GOAL
Copy everything in the data below exactly except the pictures.

------------------------------

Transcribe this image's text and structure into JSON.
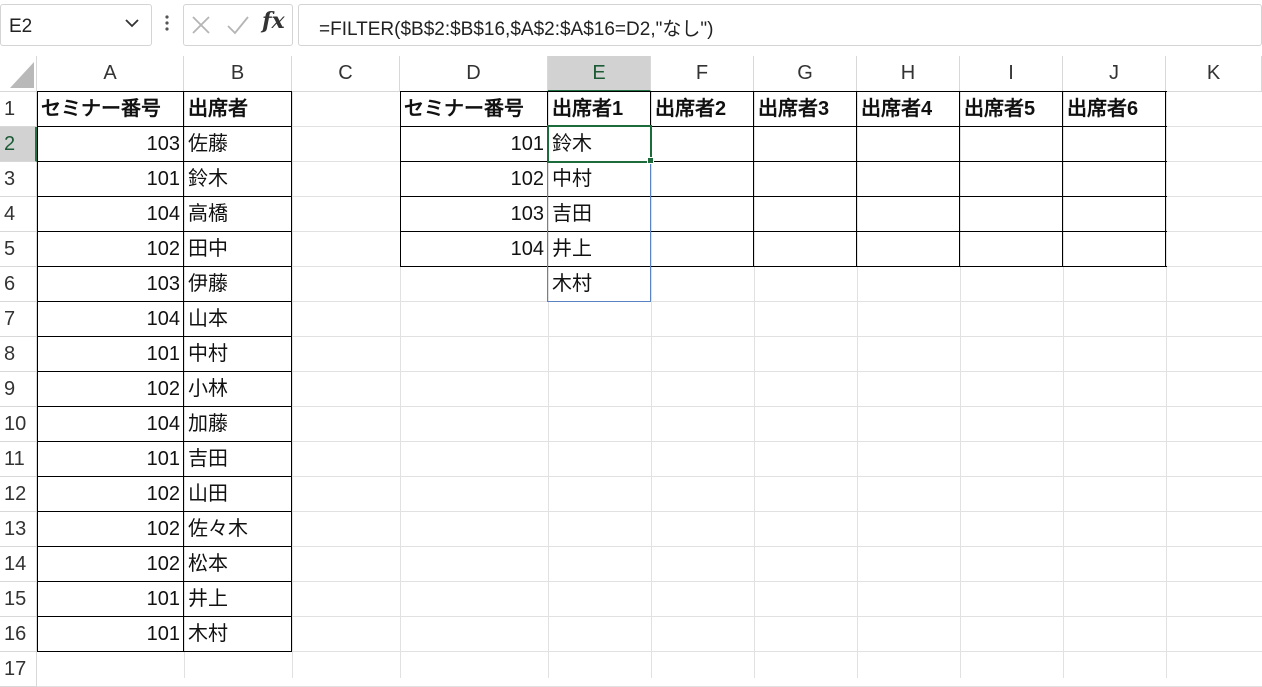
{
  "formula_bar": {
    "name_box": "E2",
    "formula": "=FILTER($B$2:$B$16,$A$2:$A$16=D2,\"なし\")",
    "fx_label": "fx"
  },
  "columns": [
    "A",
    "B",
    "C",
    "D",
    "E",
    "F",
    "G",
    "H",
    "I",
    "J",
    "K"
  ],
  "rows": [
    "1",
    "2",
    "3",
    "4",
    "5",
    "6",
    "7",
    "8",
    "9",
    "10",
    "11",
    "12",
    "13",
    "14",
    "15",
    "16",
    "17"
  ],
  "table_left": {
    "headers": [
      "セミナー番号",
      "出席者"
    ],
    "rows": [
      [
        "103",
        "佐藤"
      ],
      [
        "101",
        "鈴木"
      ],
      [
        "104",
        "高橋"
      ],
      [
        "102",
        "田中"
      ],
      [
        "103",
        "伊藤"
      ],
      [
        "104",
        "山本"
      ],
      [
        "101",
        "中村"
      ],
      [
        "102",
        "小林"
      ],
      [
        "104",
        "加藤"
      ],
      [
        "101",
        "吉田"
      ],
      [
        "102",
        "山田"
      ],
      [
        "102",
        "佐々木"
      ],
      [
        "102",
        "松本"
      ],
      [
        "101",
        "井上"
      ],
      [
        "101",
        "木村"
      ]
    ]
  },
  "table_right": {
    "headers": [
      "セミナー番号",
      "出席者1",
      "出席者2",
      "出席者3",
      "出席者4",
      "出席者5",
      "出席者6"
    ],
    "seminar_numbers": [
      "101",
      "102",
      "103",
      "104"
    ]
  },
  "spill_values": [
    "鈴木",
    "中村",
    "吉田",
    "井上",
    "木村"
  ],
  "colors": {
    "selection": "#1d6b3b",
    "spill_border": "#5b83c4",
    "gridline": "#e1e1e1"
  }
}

------------------------------

RESULT
Transcribe this image's text and structure into JSON.
{
  "formula_bar": {
    "name_box": "E2",
    "formula": "=FILTER($B$2:$B$16,$A$2:$A$16=D2,\"なし\")",
    "fx_label": "fx"
  },
  "columns": [
    "A",
    "B",
    "C",
    "D",
    "E",
    "F",
    "G",
    "H",
    "I",
    "J",
    "K"
  ],
  "rows": [
    "1",
    "2",
    "3",
    "4",
    "5",
    "6",
    "7",
    "8",
    "9",
    "10",
    "11",
    "12",
    "13",
    "14",
    "15",
    "16",
    "17"
  ],
  "table_left": {
    "headers": [
      "セミナー番号",
      "出席者"
    ],
    "rows": [
      [
        "103",
        "佐藤"
      ],
      [
        "101",
        "鈴木"
      ],
      [
        "104",
        "高橋"
      ],
      [
        "102",
        "田中"
      ],
      [
        "103",
        "伊藤"
      ],
      [
        "104",
        "山本"
      ],
      [
        "101",
        "中村"
      ],
      [
        "102",
        "小林"
      ],
      [
        "104",
        "加藤"
      ],
      [
        "101",
        "吉田"
      ],
      [
        "102",
        "山田"
      ],
      [
        "102",
        "佐々木"
      ],
      [
        "102",
        "松本"
      ],
      [
        "101",
        "井上"
      ],
      [
        "101",
        "木村"
      ]
    ]
  },
  "table_right": {
    "headers": [
      "セミナー番号",
      "出席者1",
      "出席者2",
      "出席者3",
      "出席者4",
      "出席者5",
      "出席者6"
    ],
    "seminar_numbers": [
      "101",
      "102",
      "103",
      "104"
    ]
  },
  "spill_values": [
    "鈴木",
    "中村",
    "吉田",
    "井上",
    "木村"
  ],
  "colors": {
    "selection": "#1d6b3b",
    "spill_border": "#5b83c4",
    "gridline": "#e1e1e1"
  }
}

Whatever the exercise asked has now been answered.